Instructions to follow: Gather every line holding the string "Adobe".

Recorded data:

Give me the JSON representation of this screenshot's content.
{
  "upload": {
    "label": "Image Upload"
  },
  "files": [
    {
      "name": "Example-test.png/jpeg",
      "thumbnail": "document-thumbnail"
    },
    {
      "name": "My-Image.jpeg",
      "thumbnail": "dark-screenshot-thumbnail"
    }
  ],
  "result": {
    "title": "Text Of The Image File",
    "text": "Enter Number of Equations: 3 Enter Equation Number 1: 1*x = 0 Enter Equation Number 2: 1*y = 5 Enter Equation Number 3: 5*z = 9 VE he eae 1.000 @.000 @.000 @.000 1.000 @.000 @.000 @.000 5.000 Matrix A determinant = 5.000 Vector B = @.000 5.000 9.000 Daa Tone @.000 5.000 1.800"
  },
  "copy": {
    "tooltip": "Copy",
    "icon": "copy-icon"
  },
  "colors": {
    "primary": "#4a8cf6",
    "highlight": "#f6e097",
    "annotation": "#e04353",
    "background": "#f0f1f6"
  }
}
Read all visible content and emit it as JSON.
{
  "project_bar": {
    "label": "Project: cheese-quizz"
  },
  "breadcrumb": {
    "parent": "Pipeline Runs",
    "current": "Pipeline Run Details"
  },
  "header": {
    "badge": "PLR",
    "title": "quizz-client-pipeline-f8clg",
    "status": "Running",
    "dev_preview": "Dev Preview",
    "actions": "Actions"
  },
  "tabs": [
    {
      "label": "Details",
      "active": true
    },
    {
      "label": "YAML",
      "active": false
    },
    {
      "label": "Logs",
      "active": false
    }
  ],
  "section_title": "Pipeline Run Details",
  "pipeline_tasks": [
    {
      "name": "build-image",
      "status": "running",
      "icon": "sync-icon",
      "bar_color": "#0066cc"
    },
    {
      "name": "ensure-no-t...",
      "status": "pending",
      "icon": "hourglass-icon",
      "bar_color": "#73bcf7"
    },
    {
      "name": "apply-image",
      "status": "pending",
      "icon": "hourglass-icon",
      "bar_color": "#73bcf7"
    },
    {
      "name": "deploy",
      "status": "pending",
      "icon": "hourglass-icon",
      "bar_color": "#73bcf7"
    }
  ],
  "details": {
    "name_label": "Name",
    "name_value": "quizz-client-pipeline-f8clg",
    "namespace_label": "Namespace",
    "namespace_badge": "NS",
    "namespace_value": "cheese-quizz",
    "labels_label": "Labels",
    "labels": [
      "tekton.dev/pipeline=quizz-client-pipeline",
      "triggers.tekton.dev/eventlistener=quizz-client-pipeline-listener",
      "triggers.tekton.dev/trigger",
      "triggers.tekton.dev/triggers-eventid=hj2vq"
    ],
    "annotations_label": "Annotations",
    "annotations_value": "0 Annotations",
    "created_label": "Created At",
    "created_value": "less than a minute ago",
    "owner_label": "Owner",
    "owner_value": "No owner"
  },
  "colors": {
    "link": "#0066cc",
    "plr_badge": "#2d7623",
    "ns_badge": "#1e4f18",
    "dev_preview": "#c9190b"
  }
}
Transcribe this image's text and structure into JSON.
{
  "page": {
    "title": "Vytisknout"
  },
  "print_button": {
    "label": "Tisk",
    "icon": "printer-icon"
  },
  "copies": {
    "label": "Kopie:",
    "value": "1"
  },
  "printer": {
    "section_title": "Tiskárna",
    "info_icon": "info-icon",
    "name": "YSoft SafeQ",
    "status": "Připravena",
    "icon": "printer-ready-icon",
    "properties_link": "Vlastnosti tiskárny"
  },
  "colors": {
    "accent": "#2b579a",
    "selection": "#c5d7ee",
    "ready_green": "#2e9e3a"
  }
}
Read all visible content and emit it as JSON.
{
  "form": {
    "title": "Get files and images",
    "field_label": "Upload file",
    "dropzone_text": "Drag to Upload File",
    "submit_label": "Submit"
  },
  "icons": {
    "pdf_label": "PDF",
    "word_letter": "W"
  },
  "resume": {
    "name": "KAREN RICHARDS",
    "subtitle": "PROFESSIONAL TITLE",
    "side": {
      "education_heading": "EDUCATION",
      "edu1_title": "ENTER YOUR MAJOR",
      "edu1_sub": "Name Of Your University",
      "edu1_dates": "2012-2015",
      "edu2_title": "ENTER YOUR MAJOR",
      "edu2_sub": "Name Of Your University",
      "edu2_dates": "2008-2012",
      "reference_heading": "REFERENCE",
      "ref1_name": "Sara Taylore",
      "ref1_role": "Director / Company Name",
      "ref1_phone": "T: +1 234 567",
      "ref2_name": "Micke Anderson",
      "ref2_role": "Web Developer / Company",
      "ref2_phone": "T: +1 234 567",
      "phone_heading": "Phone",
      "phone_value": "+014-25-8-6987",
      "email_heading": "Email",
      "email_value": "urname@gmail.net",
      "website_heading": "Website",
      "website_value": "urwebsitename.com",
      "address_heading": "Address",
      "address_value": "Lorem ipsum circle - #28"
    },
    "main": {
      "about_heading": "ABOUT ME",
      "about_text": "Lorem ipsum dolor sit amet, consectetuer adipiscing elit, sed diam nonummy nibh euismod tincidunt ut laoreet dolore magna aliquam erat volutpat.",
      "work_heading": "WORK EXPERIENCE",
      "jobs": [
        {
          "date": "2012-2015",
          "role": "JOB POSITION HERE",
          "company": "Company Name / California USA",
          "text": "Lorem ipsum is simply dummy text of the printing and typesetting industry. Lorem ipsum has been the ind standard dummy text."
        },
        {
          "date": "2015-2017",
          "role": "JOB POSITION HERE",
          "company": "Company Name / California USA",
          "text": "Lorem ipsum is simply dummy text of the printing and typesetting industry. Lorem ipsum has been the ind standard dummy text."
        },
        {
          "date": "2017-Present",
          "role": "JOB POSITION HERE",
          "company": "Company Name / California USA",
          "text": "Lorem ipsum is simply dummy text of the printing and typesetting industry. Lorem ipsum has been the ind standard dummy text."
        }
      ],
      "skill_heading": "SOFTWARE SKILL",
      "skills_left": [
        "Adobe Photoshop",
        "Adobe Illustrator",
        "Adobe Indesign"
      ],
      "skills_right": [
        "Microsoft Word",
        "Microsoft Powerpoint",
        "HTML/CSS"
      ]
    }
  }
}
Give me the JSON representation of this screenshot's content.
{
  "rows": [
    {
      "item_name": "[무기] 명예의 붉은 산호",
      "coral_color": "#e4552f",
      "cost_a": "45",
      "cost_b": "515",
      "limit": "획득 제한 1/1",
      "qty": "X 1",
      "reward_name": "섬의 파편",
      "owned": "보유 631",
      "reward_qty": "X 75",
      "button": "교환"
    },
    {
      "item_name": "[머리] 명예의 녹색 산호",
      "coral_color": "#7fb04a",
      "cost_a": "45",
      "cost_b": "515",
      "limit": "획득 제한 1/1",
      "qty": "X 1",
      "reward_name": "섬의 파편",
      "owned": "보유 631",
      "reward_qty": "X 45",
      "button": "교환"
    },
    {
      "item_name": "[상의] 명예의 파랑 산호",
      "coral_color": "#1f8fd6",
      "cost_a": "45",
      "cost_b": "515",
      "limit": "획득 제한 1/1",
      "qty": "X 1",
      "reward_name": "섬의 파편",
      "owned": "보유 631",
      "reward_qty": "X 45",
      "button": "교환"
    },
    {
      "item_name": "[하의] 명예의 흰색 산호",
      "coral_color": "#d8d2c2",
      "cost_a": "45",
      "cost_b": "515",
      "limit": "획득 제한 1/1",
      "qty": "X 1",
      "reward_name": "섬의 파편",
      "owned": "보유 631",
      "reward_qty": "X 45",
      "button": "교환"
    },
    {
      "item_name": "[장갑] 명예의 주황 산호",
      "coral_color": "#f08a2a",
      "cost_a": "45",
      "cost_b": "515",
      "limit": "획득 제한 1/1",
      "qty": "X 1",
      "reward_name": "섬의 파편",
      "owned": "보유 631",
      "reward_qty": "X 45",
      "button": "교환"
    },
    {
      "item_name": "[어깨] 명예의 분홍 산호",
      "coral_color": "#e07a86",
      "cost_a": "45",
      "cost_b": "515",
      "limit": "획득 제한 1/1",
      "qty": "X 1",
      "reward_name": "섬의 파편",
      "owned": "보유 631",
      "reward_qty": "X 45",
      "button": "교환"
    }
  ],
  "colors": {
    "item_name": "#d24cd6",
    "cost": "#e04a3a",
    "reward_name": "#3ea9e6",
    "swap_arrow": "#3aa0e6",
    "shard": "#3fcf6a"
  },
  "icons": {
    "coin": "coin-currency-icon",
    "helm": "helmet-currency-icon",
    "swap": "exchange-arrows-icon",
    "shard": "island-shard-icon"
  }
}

Task result:
        "Adobe Photoshop",
        "Adobe Illustrator",
        "Adobe Indesign"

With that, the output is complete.